═════ MATERIAL SHOWN ═════

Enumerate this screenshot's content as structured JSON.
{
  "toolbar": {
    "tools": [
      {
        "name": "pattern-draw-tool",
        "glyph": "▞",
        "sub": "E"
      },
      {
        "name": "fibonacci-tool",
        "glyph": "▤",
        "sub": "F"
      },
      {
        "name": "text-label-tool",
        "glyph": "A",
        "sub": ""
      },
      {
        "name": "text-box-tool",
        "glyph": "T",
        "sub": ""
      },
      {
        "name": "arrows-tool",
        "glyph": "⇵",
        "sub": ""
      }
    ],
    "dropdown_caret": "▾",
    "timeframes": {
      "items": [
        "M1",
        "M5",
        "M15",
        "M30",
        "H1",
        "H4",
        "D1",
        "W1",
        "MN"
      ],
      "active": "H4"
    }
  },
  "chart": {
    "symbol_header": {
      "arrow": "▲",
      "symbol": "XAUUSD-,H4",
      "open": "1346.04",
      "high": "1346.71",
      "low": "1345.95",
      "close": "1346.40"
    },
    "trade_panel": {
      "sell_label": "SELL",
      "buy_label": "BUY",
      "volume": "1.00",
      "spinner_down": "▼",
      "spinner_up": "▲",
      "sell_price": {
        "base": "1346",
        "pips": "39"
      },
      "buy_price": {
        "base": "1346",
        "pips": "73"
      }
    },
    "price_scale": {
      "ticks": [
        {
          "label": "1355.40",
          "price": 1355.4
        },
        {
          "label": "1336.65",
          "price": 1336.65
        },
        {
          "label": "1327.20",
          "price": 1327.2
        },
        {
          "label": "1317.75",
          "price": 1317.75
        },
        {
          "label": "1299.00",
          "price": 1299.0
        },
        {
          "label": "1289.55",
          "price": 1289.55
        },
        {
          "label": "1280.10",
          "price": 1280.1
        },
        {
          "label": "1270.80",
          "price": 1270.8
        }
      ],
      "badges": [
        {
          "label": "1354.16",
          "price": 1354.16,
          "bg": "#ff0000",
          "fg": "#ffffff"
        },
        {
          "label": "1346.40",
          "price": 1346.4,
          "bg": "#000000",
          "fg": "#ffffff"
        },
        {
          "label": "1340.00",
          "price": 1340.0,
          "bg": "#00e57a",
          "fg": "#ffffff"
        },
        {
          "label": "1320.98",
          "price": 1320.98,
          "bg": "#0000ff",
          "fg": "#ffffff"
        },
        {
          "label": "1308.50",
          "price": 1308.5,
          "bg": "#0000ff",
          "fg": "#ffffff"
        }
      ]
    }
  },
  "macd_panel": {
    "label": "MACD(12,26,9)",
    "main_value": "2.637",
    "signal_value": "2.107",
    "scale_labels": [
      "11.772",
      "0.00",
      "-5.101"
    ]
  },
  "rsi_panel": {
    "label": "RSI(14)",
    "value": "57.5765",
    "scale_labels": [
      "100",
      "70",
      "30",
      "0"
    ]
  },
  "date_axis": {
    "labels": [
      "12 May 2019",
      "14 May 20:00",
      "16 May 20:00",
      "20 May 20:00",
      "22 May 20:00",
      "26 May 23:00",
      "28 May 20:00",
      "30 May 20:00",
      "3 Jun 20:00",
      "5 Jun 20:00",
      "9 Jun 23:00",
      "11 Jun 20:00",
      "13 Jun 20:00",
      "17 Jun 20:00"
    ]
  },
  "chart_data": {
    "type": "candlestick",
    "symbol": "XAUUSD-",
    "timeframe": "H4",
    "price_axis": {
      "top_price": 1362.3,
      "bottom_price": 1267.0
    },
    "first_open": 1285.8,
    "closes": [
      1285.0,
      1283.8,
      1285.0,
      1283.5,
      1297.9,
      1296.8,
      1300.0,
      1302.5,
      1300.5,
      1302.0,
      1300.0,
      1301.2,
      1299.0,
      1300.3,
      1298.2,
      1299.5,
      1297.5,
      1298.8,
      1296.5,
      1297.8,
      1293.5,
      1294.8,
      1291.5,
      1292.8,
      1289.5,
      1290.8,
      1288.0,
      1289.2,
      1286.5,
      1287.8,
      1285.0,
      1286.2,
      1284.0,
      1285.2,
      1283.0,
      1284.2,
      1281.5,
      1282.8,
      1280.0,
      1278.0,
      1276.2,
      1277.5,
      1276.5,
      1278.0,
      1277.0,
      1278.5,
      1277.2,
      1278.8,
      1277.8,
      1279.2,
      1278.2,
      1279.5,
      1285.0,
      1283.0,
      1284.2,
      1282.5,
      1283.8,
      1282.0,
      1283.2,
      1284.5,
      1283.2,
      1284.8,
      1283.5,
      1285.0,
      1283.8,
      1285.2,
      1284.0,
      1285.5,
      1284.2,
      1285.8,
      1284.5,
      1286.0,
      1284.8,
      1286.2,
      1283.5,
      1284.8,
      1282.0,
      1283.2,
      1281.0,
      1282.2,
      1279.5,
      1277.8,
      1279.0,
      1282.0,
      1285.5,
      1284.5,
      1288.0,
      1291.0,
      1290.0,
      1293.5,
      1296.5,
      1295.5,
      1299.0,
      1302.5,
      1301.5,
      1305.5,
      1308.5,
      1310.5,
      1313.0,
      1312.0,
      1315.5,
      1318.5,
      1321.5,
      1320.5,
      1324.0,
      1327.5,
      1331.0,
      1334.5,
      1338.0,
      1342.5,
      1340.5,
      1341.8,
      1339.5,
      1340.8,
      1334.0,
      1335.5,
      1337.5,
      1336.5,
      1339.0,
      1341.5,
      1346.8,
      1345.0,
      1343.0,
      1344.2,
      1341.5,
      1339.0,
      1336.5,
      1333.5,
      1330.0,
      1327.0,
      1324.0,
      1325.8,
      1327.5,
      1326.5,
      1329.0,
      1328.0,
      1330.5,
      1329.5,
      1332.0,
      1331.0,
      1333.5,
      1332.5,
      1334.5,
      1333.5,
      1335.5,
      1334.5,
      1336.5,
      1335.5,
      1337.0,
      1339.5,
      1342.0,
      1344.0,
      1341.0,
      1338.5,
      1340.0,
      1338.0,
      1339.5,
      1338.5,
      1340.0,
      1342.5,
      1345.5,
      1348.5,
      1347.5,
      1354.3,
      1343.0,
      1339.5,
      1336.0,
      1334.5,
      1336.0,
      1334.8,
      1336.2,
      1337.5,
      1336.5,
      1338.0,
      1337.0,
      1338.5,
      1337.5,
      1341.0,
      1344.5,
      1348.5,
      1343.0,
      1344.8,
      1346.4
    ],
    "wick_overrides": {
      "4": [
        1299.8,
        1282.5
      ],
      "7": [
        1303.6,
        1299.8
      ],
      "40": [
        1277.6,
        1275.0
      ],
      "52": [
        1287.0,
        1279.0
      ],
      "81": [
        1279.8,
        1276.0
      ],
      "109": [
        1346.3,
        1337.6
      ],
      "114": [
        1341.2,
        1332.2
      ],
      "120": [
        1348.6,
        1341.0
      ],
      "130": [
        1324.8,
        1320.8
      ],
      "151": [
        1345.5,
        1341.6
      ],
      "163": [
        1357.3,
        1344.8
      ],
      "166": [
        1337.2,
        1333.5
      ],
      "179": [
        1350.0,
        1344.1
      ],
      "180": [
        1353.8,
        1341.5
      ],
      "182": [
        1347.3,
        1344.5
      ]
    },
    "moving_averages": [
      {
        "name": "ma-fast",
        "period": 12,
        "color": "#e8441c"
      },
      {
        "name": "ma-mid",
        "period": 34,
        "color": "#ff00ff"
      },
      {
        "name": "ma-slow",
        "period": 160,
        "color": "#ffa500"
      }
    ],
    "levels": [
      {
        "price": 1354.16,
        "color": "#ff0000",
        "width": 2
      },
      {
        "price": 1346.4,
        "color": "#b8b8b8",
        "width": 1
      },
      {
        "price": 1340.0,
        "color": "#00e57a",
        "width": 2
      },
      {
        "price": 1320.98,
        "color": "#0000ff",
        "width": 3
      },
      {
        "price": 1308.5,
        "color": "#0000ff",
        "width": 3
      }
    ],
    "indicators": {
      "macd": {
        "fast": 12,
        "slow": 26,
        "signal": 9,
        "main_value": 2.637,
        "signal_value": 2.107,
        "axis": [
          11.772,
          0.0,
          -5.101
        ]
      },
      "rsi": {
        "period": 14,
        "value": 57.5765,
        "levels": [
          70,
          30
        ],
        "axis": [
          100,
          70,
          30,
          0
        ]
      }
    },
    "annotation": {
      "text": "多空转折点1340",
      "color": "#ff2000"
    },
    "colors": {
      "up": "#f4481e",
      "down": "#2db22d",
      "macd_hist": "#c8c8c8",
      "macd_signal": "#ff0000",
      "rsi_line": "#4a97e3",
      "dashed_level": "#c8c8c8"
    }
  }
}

═════

**EXERCISE BRIEF**
Every line holding "period" should be copied out.

**EXERCISE SOLUTION**
        "period": 12,
        "period": 34,
        "period": 160,
        "period": 14,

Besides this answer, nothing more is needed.